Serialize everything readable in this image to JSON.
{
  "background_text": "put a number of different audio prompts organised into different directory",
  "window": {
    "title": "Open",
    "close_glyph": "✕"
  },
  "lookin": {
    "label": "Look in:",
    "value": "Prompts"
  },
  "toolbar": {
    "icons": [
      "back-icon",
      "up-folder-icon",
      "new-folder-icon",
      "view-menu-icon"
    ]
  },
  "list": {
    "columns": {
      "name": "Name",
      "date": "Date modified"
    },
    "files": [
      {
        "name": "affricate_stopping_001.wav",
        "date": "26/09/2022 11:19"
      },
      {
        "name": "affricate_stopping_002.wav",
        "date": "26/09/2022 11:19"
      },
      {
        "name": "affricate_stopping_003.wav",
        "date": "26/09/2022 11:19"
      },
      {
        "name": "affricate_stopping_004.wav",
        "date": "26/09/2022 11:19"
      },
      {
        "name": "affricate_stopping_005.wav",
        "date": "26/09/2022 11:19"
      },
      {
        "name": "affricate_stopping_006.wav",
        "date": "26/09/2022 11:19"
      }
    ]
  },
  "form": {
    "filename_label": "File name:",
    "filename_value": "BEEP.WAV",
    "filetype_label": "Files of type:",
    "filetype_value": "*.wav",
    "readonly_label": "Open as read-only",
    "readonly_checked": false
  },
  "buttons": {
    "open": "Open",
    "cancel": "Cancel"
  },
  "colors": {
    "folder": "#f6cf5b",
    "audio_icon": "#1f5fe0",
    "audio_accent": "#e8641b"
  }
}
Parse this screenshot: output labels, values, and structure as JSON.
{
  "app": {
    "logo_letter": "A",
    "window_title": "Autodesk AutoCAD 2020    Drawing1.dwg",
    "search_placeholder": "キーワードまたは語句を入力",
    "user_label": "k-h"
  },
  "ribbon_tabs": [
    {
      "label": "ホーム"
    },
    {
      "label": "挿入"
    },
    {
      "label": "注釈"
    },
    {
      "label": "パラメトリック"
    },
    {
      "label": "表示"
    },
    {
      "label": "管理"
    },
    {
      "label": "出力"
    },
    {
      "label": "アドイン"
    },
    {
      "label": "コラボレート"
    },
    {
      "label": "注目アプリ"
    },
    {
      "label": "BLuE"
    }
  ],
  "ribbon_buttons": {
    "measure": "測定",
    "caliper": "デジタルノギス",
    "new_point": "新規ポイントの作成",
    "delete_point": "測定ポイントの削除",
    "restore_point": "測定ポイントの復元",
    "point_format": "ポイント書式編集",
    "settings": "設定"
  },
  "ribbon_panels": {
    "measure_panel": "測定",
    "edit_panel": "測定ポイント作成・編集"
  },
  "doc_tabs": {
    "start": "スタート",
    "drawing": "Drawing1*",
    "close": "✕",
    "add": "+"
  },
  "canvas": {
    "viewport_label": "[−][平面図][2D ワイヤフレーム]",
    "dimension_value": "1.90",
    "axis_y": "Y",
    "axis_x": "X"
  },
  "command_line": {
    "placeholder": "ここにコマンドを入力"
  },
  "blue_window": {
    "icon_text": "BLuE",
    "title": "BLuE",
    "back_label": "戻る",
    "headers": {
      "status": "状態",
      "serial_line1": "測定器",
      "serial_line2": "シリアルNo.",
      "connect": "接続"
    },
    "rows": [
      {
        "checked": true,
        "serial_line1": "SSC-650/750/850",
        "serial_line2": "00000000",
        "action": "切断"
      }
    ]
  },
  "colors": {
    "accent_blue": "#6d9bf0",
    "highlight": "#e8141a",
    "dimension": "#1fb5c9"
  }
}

* * * *

* _TASK_
Set all of the records down again, exactly as they stand.

* _COMPLETED TASK_
Serialize everything readable in this image to JSON.
{
  "background_text": "put a number of different audio prompts organised into different directory",
  "window": {
    "title": "Open",
    "close_glyph": "✕"
  },
  "lookin": {
    "label": "Look in:",
    "value": "Prompts"
  },
  "toolbar": {
    "icons": [
      "back-icon",
      "up-folder-icon",
      "new-folder-icon",
      "view-menu-icon"
    ]
  },
  "list": {
    "columns": {
      "name": "Name",
      "date": "Date modified"
    },
    "files": [
      {
        "name": "affricate_stopping_001.wav",
        "date": "26/09/2022 11:19"
      },
      {
        "name": "affricate_stopping_002.wav",
        "date": "26/09/2022 11:19"
      },
      {
        "name": "affricate_stopping_003.wav",
        "date": "26/09/2022 11:19"
      },
      {
        "name": "affricate_stopping_004.wav",
        "date": "26/09/2022 11:19"
      },
      {
        "name": "affricate_stopping_005.wav",
        "date": "26/09/2022 11:19"
      },
      {
        "name": "affricate_stopping_006.wav",
        "date": "26/09/2022 11:19"
      }
    ]
  },
  "form": {
    "filename_label": "File name:",
    "filename_value": "BEEP.WAV",
    "filetype_label": "Files of type:",
    "filetype_value": "*.wav",
    "readonly_label": "Open as read-only",
    "readonly_checked": false
  },
  "buttons": {
    "open": "Open",
    "cancel": "Cancel"
  },
  "colors": {
    "folder": "#f6cf5b",
    "audio_icon": "#1f5fe0",
    "audio_accent": "#e8641b"
  }
}
Parse this screenshot: output labels, values, and structure as JSON.
{
  "app": {
    "logo_letter": "A",
    "window_title": "Autodesk AutoCAD 2020    Drawing1.dwg",
    "search_placeholder": "キーワードまたは語句を入力",
    "user_label": "k-h"
  },
  "ribbon_tabs": [
    {
      "label": "ホーム"
    },
    {
      "label": "挿入"
    },
    {
      "label": "注釈"
    },
    {
      "label": "パラメトリック"
    },
    {
      "label": "表示"
    },
    {
      "label": "管理"
    },
    {
      "label": "出力"
    },
    {
      "label": "アドイン"
    },
    {
      "label": "コラボレート"
    },
    {
      "label": "注目アプリ"
    },
    {
      "label": "BLuE"
    }
  ],
  "ribbon_buttons": {
    "measure": "測定",
    "caliper": "デジタルノギス",
    "new_point": "新規ポイントの作成",
    "delete_point": "測定ポイントの削除",
    "restore_point": "測定ポイントの復元",
    "point_format": "ポイント書式編集",
    "settings": "設定"
  },
  "ribbon_panels": {
    "measure_panel": "測定",
    "edit_panel": "測定ポイント作成・編集"
  },
  "doc_tabs": {
    "start": "スタート",
    "drawing": "Drawing1*",
    "close": "✕",
    "add": "+"
  },
  "canvas": {
    "viewport_label": "[−][平面図][2D ワイヤフレーム]",
    "dimension_value": "1.90",
    "axis_y": "Y",
    "axis_x": "X"
  },
  "command_line": {
    "placeholder": "ここにコマンドを入力"
  },
  "blue_window": {
    "icon_text": "BLuE",
    "title": "BLuE",
    "back_label": "戻る",
    "headers": {
      "status": "状態",
      "serial_line1": "測定器",
      "serial_line2": "シリアルNo.",
      "connect": "接続"
    },
    "rows": [
      {
        "checked": true,
        "serial_line1": "SSC-650/750/850",
        "serial_line2": "00000000",
        "action": "切断"
      }
    ]
  },
  "colors": {
    "accent_blue": "#6d9bf0",
    "highlight": "#e8141a",
    "dimension": "#1fb5c9"
  }
}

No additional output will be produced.